== EXERCISE GOAL ==
Gather every line holding the string "žáka".

== MATERIAL SHOWN ==
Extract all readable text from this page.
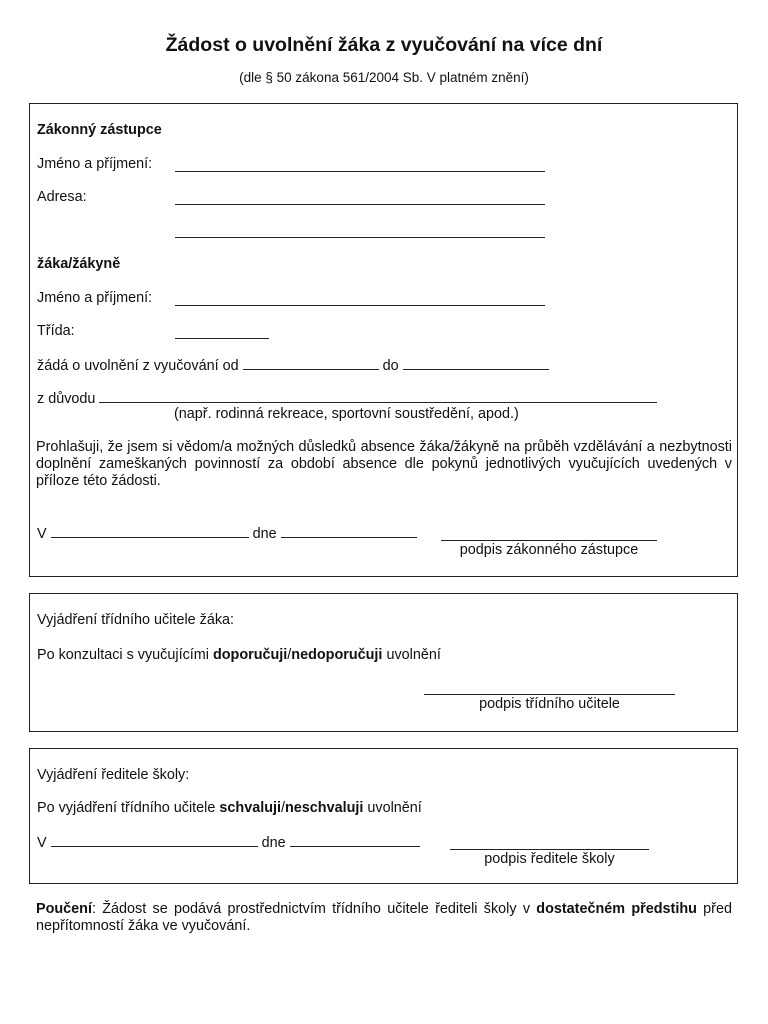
Žádost o uvolnění žáka z vyučování na více dní
(dle § 50 zákona 561/2004 Sb. V platném znění)
Zákonný zástupce
Jméno a příjmení:
Adresa:
žáka/žákyně
Jméno a příjmení:
Třída:
žádá o uvolnění z vyučování od	do
z důvodu
(např. rodinná rekreace, sportovní soustředění, apod.)
Prohlašuji, že jsem si vědom/a možných důsledků absence žáka/žákyně na průběh vzdělávání a nezbytnosti doplnění zameškaných povinností za období absence dle pokynů jednotlivých vyučujících uvedených v příloze této žádosti.
V	dne
podpis zákonného zástupce
Vyjádření třídního učitele žáka:
Po konzultaci s vyučujícími doporučuji/nedoporučuji uvolnění
podpis třídního učitele
Vyjádření ředitele školy:
Po vyjádření třídního učitele schvaluji/neschvaluji uvolnění
V	dne
podpis ředitele školy
Poučení: Žádost se podává prostřednictvím třídního učitele řediteli školy v dostatečném předstihu před nepřítomností žáka ve vyučování.
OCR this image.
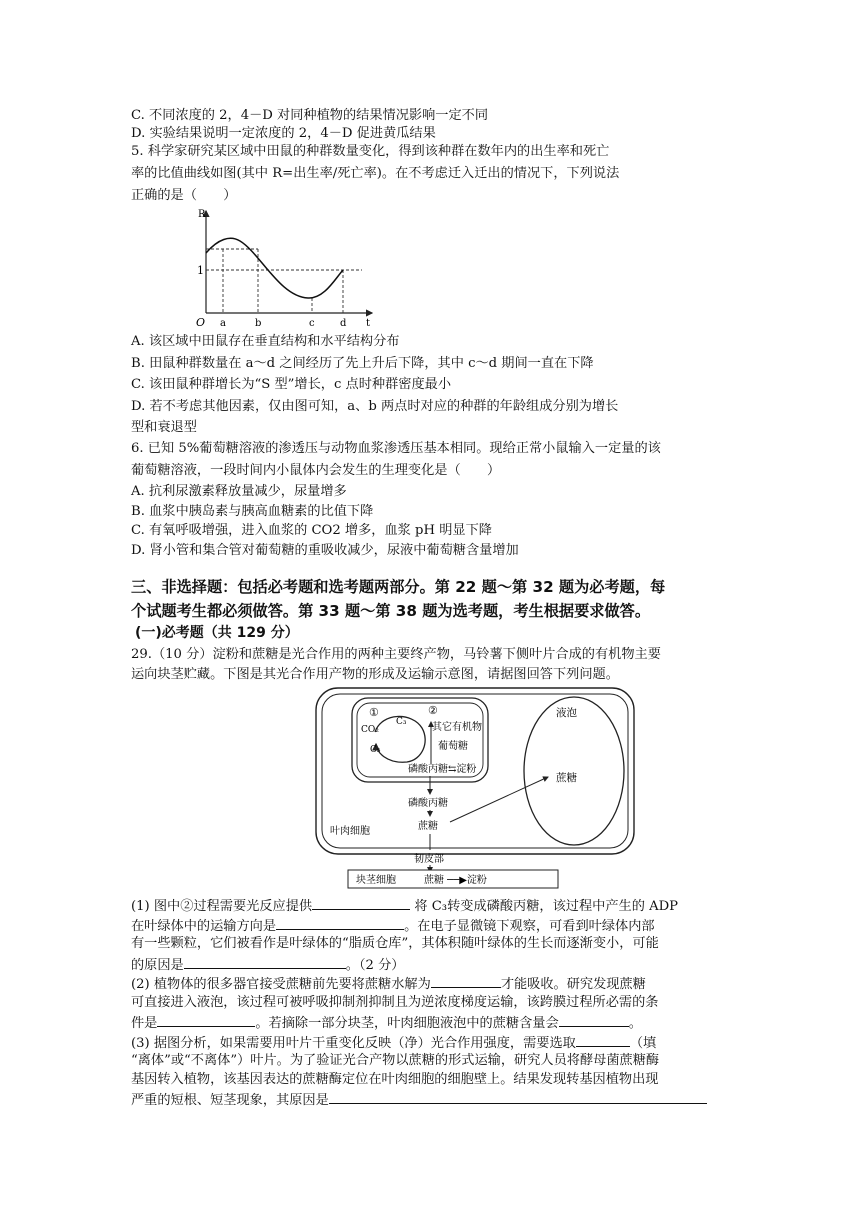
C. 不同浓度的 2，4－D 对同种植物的结果情况影响一定不同
D. 实验结果说明一定浓度的 2，4－D 促进黄瓜结果
5. 科学家研究某区域中田鼠的种群数量变化，得到该种群在数年内的出生率和死亡
率的比值曲线如图(其中 R=出生率/死亡率)。在不考虑迁入迁出的情况下，下列说法
正确的是（　　）
R
1
O a	b	c	d t
A. 该区域中田鼠存在垂直结构和水平结构分布
B. 田鼠种群数量在 a～d 之间经历了先上升后下降，其中 c～d 期间一直在下降
C. 该田鼠种群增长为“S 型”增长，c 点时种群密度最小
D. 若不考虑其他因素，仅由图可知，a、b 两点时对应的种群的年龄组成分别为增长
型和衰退型
6. 已知 5%葡萄糖溶液的渗透压与动物血浆渗透压基本相同。现给正常小鼠输入一定量的该
葡萄糖溶液，一段时间内小鼠体内会发生的生理变化是（　　）
A. 抗利尿激素释放量减少，尿量增多
B. 血浆中胰岛素与胰高血糖素的比值下降
C. 有氧呼吸增强，进入血浆的 CO2 增多，血浆 pH 明显下降
D. 肾小管和集合管对葡萄糖的重吸收减少，尿液中葡萄糖含量增加
三、非选择题：包括必考题和选考题两部分。第 22 题～第 32 题为必考题，每
个试题考生都必须做答。第 33 题～第 38 题为选考题，考生根据要求做答。
(一)必考题（共 129 分）
29.（10 分）淀粉和蔗糖是光合作用的两种主要终产物，马铃薯下侧叶片合成的有机物主要
运向块茎贮藏。下图是其光合作用产物的形成及运输示意图，请据图回答下列问题。
液泡
蔗糖
①
CO₂
C₃
C₅
②
其它有机物
葡萄糖
磷酸丙糖⇆淀粉
磷酸丙糖
蔗糖
叶肉细胞
韧皮部
块茎细胞	蔗糖 ──▶淀粉
(1) 图中②过程需要光反应提供	将 C₃转变成磷酸丙糖，该过程中产生的 ADP
在叶绿体中的运输方向是	。在电子显微镜下观察，可看到叶绿体内部
有一些颗粒，它们被看作是叶绿体的“脂质仓库”，其体积随叶绿体的生长而逐渐变小，可能
的原因是	。（2 分）
(2) 植物体的很多器官接受蔗糖前先要将蔗糖水解为	才能吸收。研究发现蔗糖
可直接进入液泡，该过程可被呼吸抑制剂抑制且为逆浓度梯度运输，该跨膜过程所必需的条
件是	。若摘除一部分块茎，叶肉细胞液泡中的蔗糖含量会	。
(3) 据图分析，如果需要用叶片干重变化反映（净）光合作用强度，需要选取	（填
“离体”或“不离体”）叶片。为了验证光合产物以蔗糖的形式运输，研究人员将酵母菌蔗糖酶
基因转入植物，该基因表达的蔗糖酶定位在叶肉细胞的细胞壁上。结果发现转基因植物出现
严重的短根、短茎现象，其原因是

== EXERCISE OUTPUT ==
Žádost o uvolnění žáka z vyučování na více dní
žáka/žákyně
Prohlašuji, že jsem si vědom/a možných důsledků absence žáka/žákyně na průběh vzdělávání a nezbytnosti doplnění zameškaných povinností za období absence dle pokynů jednotlivých vyučujících uvedených v příloze této žádosti.
Vyjádření třídního učitele žáka:
Poučení: Žádost se podává prostřednictvím třídního učitele řediteli školy v dostatečném předstihu před nepřítomností žáka ve vyučování.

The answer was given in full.